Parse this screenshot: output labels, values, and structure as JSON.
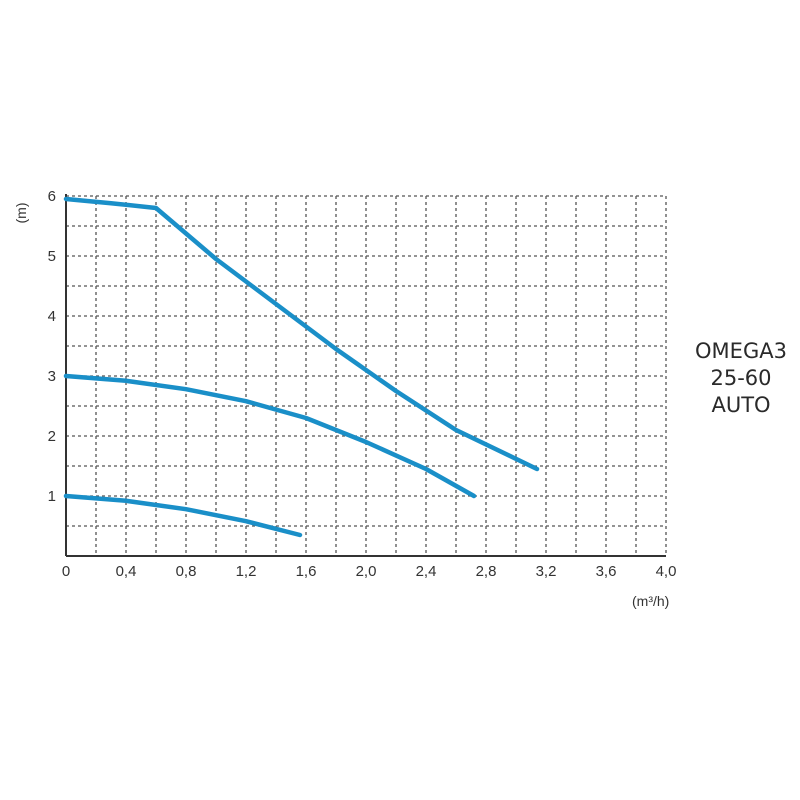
{
  "chart_data": {
    "type": "line",
    "title": "",
    "xlabel": "(m³/h)",
    "ylabel": "(m)",
    "x_ticks": [
      "0",
      "0,4",
      "0,8",
      "1,2",
      "1,6",
      "2,0",
      "2,4",
      "2,8",
      "3,2",
      "3,6",
      "4,0"
    ],
    "y_ticks": [
      "1",
      "2",
      "3",
      "4",
      "5",
      "6"
    ],
    "xlim": [
      0,
      4.0
    ],
    "ylim": [
      0,
      6
    ],
    "grid": true,
    "grid_style": "dashed",
    "color": "#1a8fc8",
    "series": [
      {
        "x": [
          0,
          0.3,
          0.6,
          1.0,
          1.4,
          1.8,
          2.2,
          2.6,
          3.14
        ],
        "y": [
          5.95,
          5.88,
          5.8,
          4.95,
          4.2,
          3.45,
          2.75,
          2.1,
          1.45
        ]
      },
      {
        "x": [
          0,
          0.4,
          0.8,
          1.2,
          1.6,
          2.0,
          2.4,
          2.72
        ],
        "y": [
          3.0,
          2.92,
          2.78,
          2.58,
          2.3,
          1.9,
          1.45,
          1.0
        ]
      },
      {
        "x": [
          0,
          0.4,
          0.8,
          1.2,
          1.56
        ],
        "y": [
          1.0,
          0.92,
          0.78,
          0.58,
          0.35
        ]
      }
    ],
    "annotation": [
      "OMEGA3",
      "25-60",
      "AUTO"
    ]
  }
}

■ ■ ■ ■ ■

# OBJECTIVE
Reproduce the listing word for word and omit its pictures.

# COMPLETE OUTPUT
Parse this screenshot: output labels, values, and structure as JSON.
{
  "chart_data": {
    "type": "line",
    "title": "",
    "xlabel": "(m³/h)",
    "ylabel": "(m)",
    "x_ticks": [
      "0",
      "0,4",
      "0,8",
      "1,2",
      "1,6",
      "2,0",
      "2,4",
      "2,8",
      "3,2",
      "3,6",
      "4,0"
    ],
    "y_ticks": [
      "1",
      "2",
      "3",
      "4",
      "5",
      "6"
    ],
    "xlim": [
      0,
      4.0
    ],
    "ylim": [
      0,
      6
    ],
    "grid": true,
    "grid_style": "dashed",
    "color": "#1a8fc8",
    "series": [
      {
        "x": [
          0,
          0.3,
          0.6,
          1.0,
          1.4,
          1.8,
          2.2,
          2.6,
          3.14
        ],
        "y": [
          5.95,
          5.88,
          5.8,
          4.95,
          4.2,
          3.45,
          2.75,
          2.1,
          1.45
        ]
      },
      {
        "x": [
          0,
          0.4,
          0.8,
          1.2,
          1.6,
          2.0,
          2.4,
          2.72
        ],
        "y": [
          3.0,
          2.92,
          2.78,
          2.58,
          2.3,
          1.9,
          1.45,
          1.0
        ]
      },
      {
        "x": [
          0,
          0.4,
          0.8,
          1.2,
          1.56
        ],
        "y": [
          1.0,
          0.92,
          0.78,
          0.58,
          0.35
        ]
      }
    ],
    "annotation": [
      "OMEGA3",
      "25-60",
      "AUTO"
    ]
  }
}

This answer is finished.